■ Record list

▶

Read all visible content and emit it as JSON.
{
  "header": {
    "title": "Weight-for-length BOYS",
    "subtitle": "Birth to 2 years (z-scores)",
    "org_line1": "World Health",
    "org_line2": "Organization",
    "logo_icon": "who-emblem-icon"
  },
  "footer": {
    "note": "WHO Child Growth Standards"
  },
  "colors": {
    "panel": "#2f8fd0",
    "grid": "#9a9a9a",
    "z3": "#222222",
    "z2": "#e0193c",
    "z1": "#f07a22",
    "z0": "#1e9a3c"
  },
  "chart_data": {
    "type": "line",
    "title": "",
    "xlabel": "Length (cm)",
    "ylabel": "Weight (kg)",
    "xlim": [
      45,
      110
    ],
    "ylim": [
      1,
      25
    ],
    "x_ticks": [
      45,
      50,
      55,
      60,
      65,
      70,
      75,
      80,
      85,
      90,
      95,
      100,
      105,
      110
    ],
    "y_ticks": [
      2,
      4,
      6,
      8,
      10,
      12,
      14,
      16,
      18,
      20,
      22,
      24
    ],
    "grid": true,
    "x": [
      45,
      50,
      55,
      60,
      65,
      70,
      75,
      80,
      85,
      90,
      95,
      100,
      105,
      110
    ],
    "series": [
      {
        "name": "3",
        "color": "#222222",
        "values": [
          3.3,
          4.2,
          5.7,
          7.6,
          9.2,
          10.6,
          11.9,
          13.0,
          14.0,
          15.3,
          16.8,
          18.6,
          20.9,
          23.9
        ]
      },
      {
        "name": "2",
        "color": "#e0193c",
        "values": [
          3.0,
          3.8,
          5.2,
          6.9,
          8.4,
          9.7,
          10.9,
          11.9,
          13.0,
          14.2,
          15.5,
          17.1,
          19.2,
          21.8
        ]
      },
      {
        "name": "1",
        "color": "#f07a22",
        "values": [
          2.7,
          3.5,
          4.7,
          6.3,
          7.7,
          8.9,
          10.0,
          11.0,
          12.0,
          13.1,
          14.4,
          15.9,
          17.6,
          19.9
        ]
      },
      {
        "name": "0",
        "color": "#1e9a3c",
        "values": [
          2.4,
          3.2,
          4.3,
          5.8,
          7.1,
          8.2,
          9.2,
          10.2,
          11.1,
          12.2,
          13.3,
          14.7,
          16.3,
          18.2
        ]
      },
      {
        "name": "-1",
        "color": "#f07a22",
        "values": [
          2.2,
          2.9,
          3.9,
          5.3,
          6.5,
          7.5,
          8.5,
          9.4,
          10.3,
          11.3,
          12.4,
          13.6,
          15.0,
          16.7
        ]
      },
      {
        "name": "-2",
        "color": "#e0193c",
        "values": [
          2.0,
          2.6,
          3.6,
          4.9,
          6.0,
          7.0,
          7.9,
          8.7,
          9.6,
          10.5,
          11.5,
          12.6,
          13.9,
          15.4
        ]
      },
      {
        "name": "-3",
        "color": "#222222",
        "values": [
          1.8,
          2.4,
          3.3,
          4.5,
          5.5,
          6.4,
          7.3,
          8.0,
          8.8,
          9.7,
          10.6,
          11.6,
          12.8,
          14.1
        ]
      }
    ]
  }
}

◀

■ Given problem
How many lines in the records above contain the word "Weight"? Reply with the number alone.

■ Result of the task
2